▶

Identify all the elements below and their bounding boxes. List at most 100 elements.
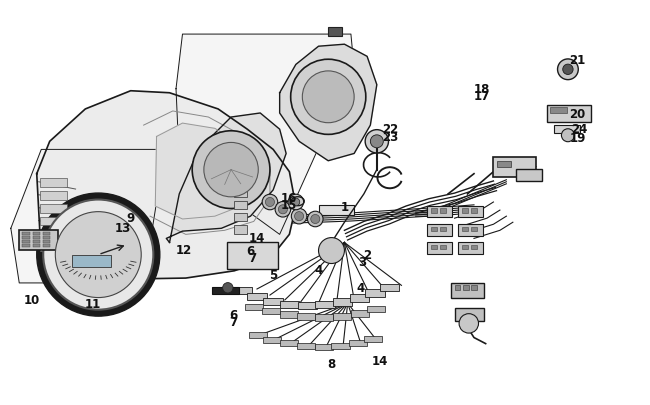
Text: 20: 20 xyxy=(569,108,586,121)
FancyBboxPatch shape xyxy=(33,241,40,244)
Text: 3: 3 xyxy=(358,256,366,269)
Polygon shape xyxy=(101,207,140,299)
FancyBboxPatch shape xyxy=(261,308,280,315)
FancyBboxPatch shape xyxy=(280,301,299,308)
FancyBboxPatch shape xyxy=(40,191,67,200)
Text: 9: 9 xyxy=(127,211,135,224)
Text: 2: 2 xyxy=(363,249,371,262)
FancyBboxPatch shape xyxy=(315,344,333,350)
FancyBboxPatch shape xyxy=(365,290,385,297)
FancyBboxPatch shape xyxy=(462,227,468,231)
FancyBboxPatch shape xyxy=(20,231,58,250)
FancyBboxPatch shape xyxy=(43,237,50,240)
FancyBboxPatch shape xyxy=(364,336,382,342)
Circle shape xyxy=(318,238,344,264)
FancyBboxPatch shape xyxy=(547,106,591,123)
FancyBboxPatch shape xyxy=(431,245,437,249)
FancyBboxPatch shape xyxy=(431,209,437,213)
FancyBboxPatch shape xyxy=(458,207,483,218)
Circle shape xyxy=(223,283,233,293)
Polygon shape xyxy=(37,92,296,279)
FancyBboxPatch shape xyxy=(458,243,483,254)
Circle shape xyxy=(365,130,389,153)
FancyBboxPatch shape xyxy=(350,294,369,302)
Text: 24: 24 xyxy=(571,123,587,136)
FancyBboxPatch shape xyxy=(23,241,30,244)
FancyBboxPatch shape xyxy=(40,204,67,213)
FancyBboxPatch shape xyxy=(280,311,298,318)
Text: 10: 10 xyxy=(24,293,40,306)
FancyBboxPatch shape xyxy=(351,310,369,317)
FancyBboxPatch shape xyxy=(431,227,437,231)
Text: 6: 6 xyxy=(246,245,255,258)
FancyBboxPatch shape xyxy=(440,227,446,231)
FancyBboxPatch shape xyxy=(471,227,477,231)
FancyBboxPatch shape xyxy=(297,313,315,320)
Circle shape xyxy=(55,212,141,298)
Circle shape xyxy=(278,205,287,214)
Text: 11: 11 xyxy=(85,297,101,310)
FancyBboxPatch shape xyxy=(245,304,263,311)
Polygon shape xyxy=(11,150,160,283)
FancyBboxPatch shape xyxy=(349,340,367,346)
FancyBboxPatch shape xyxy=(451,283,484,298)
Polygon shape xyxy=(166,114,286,243)
Text: 12: 12 xyxy=(176,244,192,257)
Text: 4: 4 xyxy=(315,264,322,277)
FancyBboxPatch shape xyxy=(43,233,50,236)
Text: 16: 16 xyxy=(281,192,298,205)
Circle shape xyxy=(262,195,278,210)
Text: 13: 13 xyxy=(115,221,131,234)
Circle shape xyxy=(292,198,300,207)
FancyBboxPatch shape xyxy=(33,245,40,248)
Text: 7: 7 xyxy=(248,252,257,265)
FancyBboxPatch shape xyxy=(212,287,239,294)
FancyBboxPatch shape xyxy=(234,226,247,234)
FancyBboxPatch shape xyxy=(332,343,350,349)
Text: 8: 8 xyxy=(328,358,335,371)
FancyBboxPatch shape xyxy=(427,207,452,218)
FancyBboxPatch shape xyxy=(367,306,385,312)
Circle shape xyxy=(37,194,160,316)
Circle shape xyxy=(192,132,270,209)
FancyBboxPatch shape xyxy=(493,158,536,177)
FancyBboxPatch shape xyxy=(380,284,400,291)
Circle shape xyxy=(563,65,573,75)
Circle shape xyxy=(459,314,478,333)
FancyBboxPatch shape xyxy=(458,225,483,236)
FancyBboxPatch shape xyxy=(462,245,468,249)
FancyBboxPatch shape xyxy=(333,313,351,320)
Text: 14: 14 xyxy=(249,232,265,245)
FancyBboxPatch shape xyxy=(497,161,511,167)
FancyBboxPatch shape xyxy=(23,233,30,236)
Circle shape xyxy=(307,212,323,227)
Text: 23: 23 xyxy=(382,131,398,144)
FancyBboxPatch shape xyxy=(40,243,67,252)
FancyBboxPatch shape xyxy=(516,169,542,181)
FancyBboxPatch shape xyxy=(471,286,477,290)
FancyBboxPatch shape xyxy=(440,245,446,249)
FancyBboxPatch shape xyxy=(551,108,567,114)
Polygon shape xyxy=(155,124,254,220)
Circle shape xyxy=(294,212,304,221)
Text: 18: 18 xyxy=(474,83,490,96)
FancyBboxPatch shape xyxy=(462,209,468,213)
Text: 4: 4 xyxy=(356,281,365,294)
Circle shape xyxy=(311,215,320,224)
Text: 1: 1 xyxy=(341,200,348,213)
FancyBboxPatch shape xyxy=(40,230,67,239)
FancyBboxPatch shape xyxy=(315,301,335,308)
Circle shape xyxy=(558,60,579,81)
FancyBboxPatch shape xyxy=(263,337,281,343)
FancyBboxPatch shape xyxy=(333,298,352,306)
FancyBboxPatch shape xyxy=(440,209,446,213)
FancyBboxPatch shape xyxy=(23,237,30,240)
FancyBboxPatch shape xyxy=(72,256,111,267)
Circle shape xyxy=(204,143,258,197)
FancyBboxPatch shape xyxy=(463,286,469,290)
FancyBboxPatch shape xyxy=(234,214,247,222)
FancyBboxPatch shape xyxy=(234,190,247,198)
Circle shape xyxy=(288,195,304,210)
FancyBboxPatch shape xyxy=(454,308,484,321)
FancyBboxPatch shape xyxy=(33,233,40,236)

◀

▶ Instructions for the task:
Can you reproduce the listing above word for word, leaving out the picture?

▶ Written answer:
Identify all the elements below and their bounding boxes. List at most 100 elements.
Text: 20: 20 xyxy=(569,108,586,121)
FancyBboxPatch shape xyxy=(33,241,40,244)
Text: 3: 3 xyxy=(358,256,366,269)
Polygon shape xyxy=(101,207,140,299)
FancyBboxPatch shape xyxy=(261,308,280,315)
FancyBboxPatch shape xyxy=(280,301,299,308)
FancyBboxPatch shape xyxy=(40,191,67,200)
Text: 9: 9 xyxy=(127,211,135,224)
Text: 2: 2 xyxy=(363,249,371,262)
FancyBboxPatch shape xyxy=(315,344,333,350)
FancyBboxPatch shape xyxy=(365,290,385,297)
FancyBboxPatch shape xyxy=(462,227,468,231)
FancyBboxPatch shape xyxy=(20,231,58,250)
FancyBboxPatch shape xyxy=(43,237,50,240)
FancyBboxPatch shape xyxy=(364,336,382,342)
Circle shape xyxy=(318,238,344,264)
FancyBboxPatch shape xyxy=(547,106,591,123)
FancyBboxPatch shape xyxy=(431,245,437,249)
FancyBboxPatch shape xyxy=(431,209,437,213)
FancyBboxPatch shape xyxy=(458,207,483,218)
Circle shape xyxy=(223,283,233,293)
Polygon shape xyxy=(37,92,296,279)
FancyBboxPatch shape xyxy=(458,243,483,254)
Circle shape xyxy=(365,130,389,153)
FancyBboxPatch shape xyxy=(350,294,369,302)
Text: 24: 24 xyxy=(571,123,587,136)
FancyBboxPatch shape xyxy=(23,241,30,244)
FancyBboxPatch shape xyxy=(40,204,67,213)
FancyBboxPatch shape xyxy=(280,311,298,318)
Text: 10: 10 xyxy=(24,293,40,306)
FancyBboxPatch shape xyxy=(351,310,369,317)
FancyBboxPatch shape xyxy=(431,227,437,231)
Text: 6: 6 xyxy=(246,245,255,258)
FancyBboxPatch shape xyxy=(440,227,446,231)
FancyBboxPatch shape xyxy=(471,227,477,231)
FancyBboxPatch shape xyxy=(297,313,315,320)
Circle shape xyxy=(55,212,141,298)
Circle shape xyxy=(278,205,287,214)
Text: 11: 11 xyxy=(85,297,101,310)
FancyBboxPatch shape xyxy=(245,304,263,311)
Polygon shape xyxy=(11,150,160,283)
FancyBboxPatch shape xyxy=(349,340,367,346)
FancyBboxPatch shape xyxy=(451,283,484,298)
Polygon shape xyxy=(166,114,286,243)
Text: 12: 12 xyxy=(176,244,192,257)
Text: 4: 4 xyxy=(315,264,322,277)
FancyBboxPatch shape xyxy=(43,233,50,236)
Text: 16: 16 xyxy=(281,192,298,205)
Circle shape xyxy=(262,195,278,210)
Text: 13: 13 xyxy=(115,221,131,234)
Circle shape xyxy=(292,198,300,207)
FancyBboxPatch shape xyxy=(33,245,40,248)
Text: 7: 7 xyxy=(248,252,257,265)
FancyBboxPatch shape xyxy=(212,287,239,294)
FancyBboxPatch shape xyxy=(234,226,247,234)
FancyBboxPatch shape xyxy=(332,343,350,349)
Text: 8: 8 xyxy=(328,358,335,371)
FancyBboxPatch shape xyxy=(427,207,452,218)
FancyBboxPatch shape xyxy=(367,306,385,312)
Circle shape xyxy=(37,194,160,316)
Circle shape xyxy=(192,132,270,209)
FancyBboxPatch shape xyxy=(493,158,536,177)
FancyBboxPatch shape xyxy=(380,284,400,291)
Circle shape xyxy=(563,65,573,75)
Circle shape xyxy=(459,314,478,333)
FancyBboxPatch shape xyxy=(458,225,483,236)
FancyBboxPatch shape xyxy=(462,245,468,249)
FancyBboxPatch shape xyxy=(333,313,351,320)
Text: 14: 14 xyxy=(249,232,265,245)
FancyBboxPatch shape xyxy=(497,161,511,167)
FancyBboxPatch shape xyxy=(23,233,30,236)
Circle shape xyxy=(307,212,323,227)
Text: 23: 23 xyxy=(382,131,398,144)
FancyBboxPatch shape xyxy=(40,243,67,252)
FancyBboxPatch shape xyxy=(516,169,542,181)
FancyBboxPatch shape xyxy=(471,286,477,290)
FancyBboxPatch shape xyxy=(440,245,446,249)
FancyBboxPatch shape xyxy=(551,108,567,114)
Polygon shape xyxy=(155,124,254,220)
Circle shape xyxy=(294,212,304,221)
Text: 18: 18 xyxy=(474,83,490,96)
FancyBboxPatch shape xyxy=(462,209,468,213)
Text: 4: 4 xyxy=(356,281,365,294)
Circle shape xyxy=(311,215,320,224)
Text: 1: 1 xyxy=(341,200,348,213)
FancyBboxPatch shape xyxy=(40,230,67,239)
FancyBboxPatch shape xyxy=(315,301,335,308)
Circle shape xyxy=(558,60,579,81)
FancyBboxPatch shape xyxy=(263,337,281,343)
FancyBboxPatch shape xyxy=(333,298,352,306)
FancyBboxPatch shape xyxy=(440,209,446,213)
FancyBboxPatch shape xyxy=(23,237,30,240)
FancyBboxPatch shape xyxy=(72,256,111,267)
Circle shape xyxy=(204,143,258,197)
FancyBboxPatch shape xyxy=(463,286,469,290)
FancyBboxPatch shape xyxy=(234,214,247,222)
FancyBboxPatch shape xyxy=(234,190,247,198)
Circle shape xyxy=(288,195,304,210)
FancyBboxPatch shape xyxy=(454,308,484,321)
FancyBboxPatch shape xyxy=(33,233,40,236)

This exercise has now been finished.